> Document excerpt
──────

Record-Oriented Data with NiFi

Intro - The What

Apache NiFi is being used by many companies and organizations to power their data distribution
needs. One of NiFi's strengths is that the framework is data agnostic. It doesn't care what type
of data you are processing. There are processors for handling JSON, XML, CSV, Avro, images and
video, and several other formats. There are also several general-purposes processors, such as
RouteText and CompressContent. Data can be hundreds of bytes or many gigabytes. This makes NiFi
a powerful tool for pulling data from external sources; routing, transforming, and aggregating it;
and finally delivering it to its final destinations.

While this ability to handle any arbitrary data is incredibly powerful, we often see users working
with record-oriented data. That is, large volumes of small "records," or "messages," or "events."
Everyone has their own way to talk about this data, but we all mean the same thing. Lots of really
small, often structured, pieces of information. This data comes in many formats. Most commonly,
we see CSV, JSON, Avro, and log data.

While there are many tasks that NiFi makes easy, there are some common tasks that we can do
better with. So in version 1.2.0 of NiFi, we released a new set of Processors and Controller Services,
for working with record-oriented data. The new Processors are configured with a Record Reader
and a Record Writer Controller Service. There are readers for JSON, CSV, Avro, and log data. There
are writers for JSON, CSV, and Avro, as well as a writer that allows users to enter free-form text.
This can be used to write data out in a log format, like it was read in, or any other custom textual format.

The Why

These new processors make building flows to handle this data
simpler. It also means that we can build processors that accept any data format without having to
worry about the parsing and serialization logic. Another big advantage of this approach is that we
are able to keep FlowFiles larger, each consisting of multiple records, which results in far better
performance.

The How - Explanation

In order to make sense of the data, Record Readers and Writers need to know the schema that is associated
with the data. Some Readers (for example, the Avro Reader) allow the schema to be read from the data itself.
The schema can also be included as a FlowFile attribute. Most of the time, though, it will be looked up by
name from a Schema Registry. In this version of NiFi, two Schema Registry implementations exist: an Avro-based
Schema Registry service and a client for an external Hortonworks Schema Registry.

Configuring all of this can feel a bit daunting at first. But once you've done it once or twice,
it becomes rather quick and easy to configure. Here, we will walk through how to set up a local Schema Registry
service, configure a Record Reader and a Record Writer, and then start putting to use some very powerful
processors. For this post, we will keep the flow simple. We'll ingest some CSV data from a file and then
use the Record Readers and Writers to transform the data into JSON, which we will then write to a new directory.

──────

> Dataset rows

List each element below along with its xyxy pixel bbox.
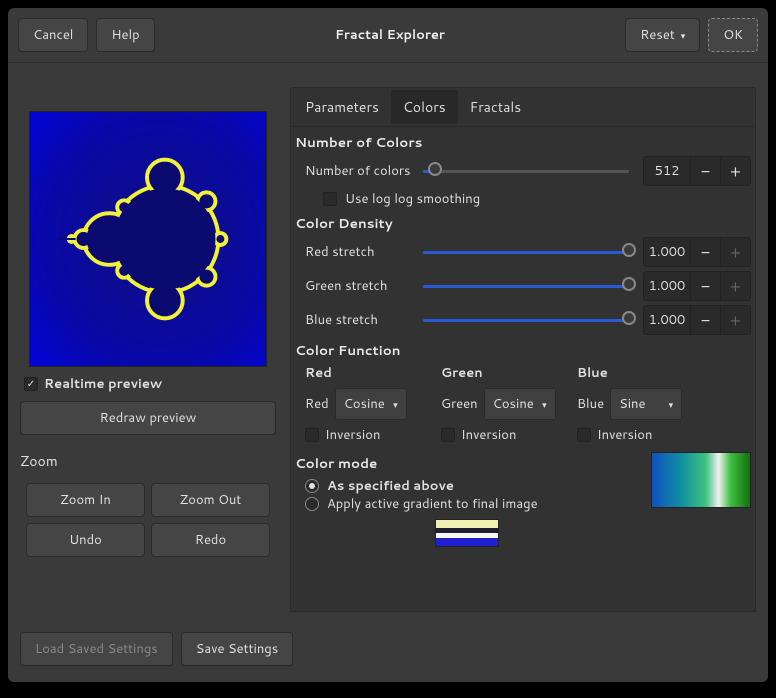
titlebar: Cancel Help Fractal Explorer Reset▾ OK (8, 8, 768, 63)
redo-button[interactable]: Redo (151, 523, 270, 557)
red-stretch-plus[interactable]: + (721, 237, 751, 267)
red-func-label: Red (305, 395, 329, 413)
num-colors-plus[interactable]: + (721, 156, 751, 186)
chevron-down-icon: ▾ (542, 398, 547, 411)
red-stretch-label: Red stretch (305, 243, 415, 261)
tab-fractals[interactable]: Fractals (458, 90, 534, 124)
num-colors-field-label: Number of colors (305, 162, 415, 180)
save-settings-button[interactable]: Save Settings (181, 632, 293, 666)
redraw-preview-button[interactable]: Redraw preview (20, 401, 276, 435)
chevron-down-icon: ▾ (681, 29, 686, 42)
mode-gradient-label: Apply active gradient to final image (327, 495, 538, 513)
blue-stretch-slider[interactable] (423, 310, 629, 330)
num-colors-input[interactable] (643, 156, 691, 186)
mode-gradient-radio[interactable] (305, 497, 319, 511)
left-panel: Realtime preview Redraw preview Zoom Zoo… (20, 87, 276, 612)
green-func-label: Green (441, 395, 478, 413)
red-head: Red (305, 364, 435, 382)
red-stretch-minus[interactable]: − (691, 237, 721, 267)
green-func-select[interactable]: Cosine▾ (484, 388, 556, 420)
zoom-in-button[interactable]: Zoom In (26, 483, 145, 517)
color-density-label: Color Density (295, 214, 751, 233)
green-stretch-label: Green stretch (305, 277, 415, 295)
fractal-preview (29, 111, 267, 367)
color-mode-label: Color mode (295, 454, 639, 473)
active-gradient-preview[interactable] (435, 519, 499, 547)
blue-inversion-label: Inversion (597, 426, 652, 444)
tab-parameters[interactable]: Parameters (293, 90, 391, 124)
realtime-preview-checkbox[interactable] (24, 377, 38, 391)
reset-button[interactable]: Reset▾ (625, 18, 700, 52)
blue-inversion-checkbox[interactable] (577, 428, 591, 442)
green-head: Green (441, 364, 571, 382)
cancel-button[interactable]: Cancel (18, 18, 88, 52)
colors-panel: Number of Colors Number of colors − + (290, 127, 756, 612)
red-inversion-label: Inversion (325, 426, 380, 444)
number-of-colors-label: Number of Colors (295, 133, 751, 152)
footer: Load Saved Settings Save Settings (8, 622, 768, 682)
ok-button[interactable]: OK (708, 18, 758, 52)
color-gradient-preview (651, 452, 751, 508)
mode-as-specified-label: As specified above (327, 477, 454, 495)
red-stretch-input[interactable] (643, 237, 691, 267)
green-stretch-plus[interactable]: + (721, 271, 751, 301)
blue-func-label: Blue (577, 395, 604, 413)
blue-head: Blue (577, 364, 707, 382)
loglog-checkbox[interactable] (323, 192, 337, 206)
blue-stretch-input[interactable] (643, 305, 691, 335)
zoom-label: Zoom (20, 451, 276, 471)
blue-stretch-minus[interactable]: − (691, 305, 721, 335)
undo-button[interactable]: Undo (26, 523, 145, 557)
color-function-label: Color Function (295, 341, 751, 360)
chevron-down-icon: ▾ (669, 398, 674, 411)
num-colors-slider[interactable] (423, 161, 629, 181)
load-saved-settings-button[interactable]: Load Saved Settings (20, 632, 173, 666)
realtime-preview-label: Realtime preview (44, 375, 162, 393)
red-func-select[interactable]: Cosine▾ (335, 388, 407, 420)
dialog-title: Fractal Explorer (335, 26, 445, 44)
green-stretch-input[interactable] (643, 271, 691, 301)
green-inversion-label: Inversion (461, 426, 516, 444)
mode-as-specified-radio[interactable] (305, 479, 319, 493)
green-stretch-minus[interactable]: − (691, 271, 721, 301)
loglog-label: Use log log smoothing (345, 190, 480, 208)
blue-func-select[interactable]: Sine▾ (610, 388, 682, 420)
blue-stretch-plus[interactable]: + (721, 305, 751, 335)
red-stretch-slider[interactable] (423, 242, 629, 262)
blue-stretch-label: Blue stretch (305, 311, 415, 329)
red-inversion-checkbox[interactable] (305, 428, 319, 442)
green-inversion-checkbox[interactable] (441, 428, 455, 442)
dialog-window: Cancel Help Fractal Explorer Reset▾ OK (8, 8, 768, 682)
zoom-out-button[interactable]: Zoom Out (151, 483, 270, 517)
green-stretch-slider[interactable] (423, 276, 629, 296)
num-colors-minus[interactable]: − (691, 156, 721, 186)
tab-colors[interactable]: Colors (391, 90, 458, 124)
tabs: Parameters Colors Fractals (290, 87, 756, 127)
right-panel: Parameters Colors Fractals Number of Col… (290, 87, 756, 612)
help-button[interactable]: Help (96, 18, 154, 52)
chevron-down-icon: ▾ (393, 398, 398, 411)
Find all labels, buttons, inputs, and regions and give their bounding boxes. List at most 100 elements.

──────

> Tasks for this exercise
1. Using the article on record-oriented data in NiFi, answer:
(a) In which NiFi version were the new record Processors and Controller Services released?
(b) Which formats have Record Writers?
(c) Which two Schema Registry implementations exist in this version of NiFi?
2. Duplicate the passage of the article on record-oriented data in NiFi from "Configuring all of" to "a new directory.".

> Task solutions
1.
(a) Version 1.2.0.
(b) JSON, CSV, and Avro, plus a writer that allows users to enter free-form text.
(c) An Avro-based Schema Registry service and a client for an external Hortonworks Schema Registry.

2.
Configuring all of this can feel a bit daunting at first. But once you've done it once or twice,
it becomes rather quick and easy to configure. Here, we will walk through how to set up a local Schema Registry
service, configure a Record Reader and a Record Writer, and then start putting to use some very powerful
processors. For this post, we will keep the flow simple. We'll ingest some CSV data from a file and then
use the Record Readers and Writers to transform the data into JSON, which we will then write to a new directory.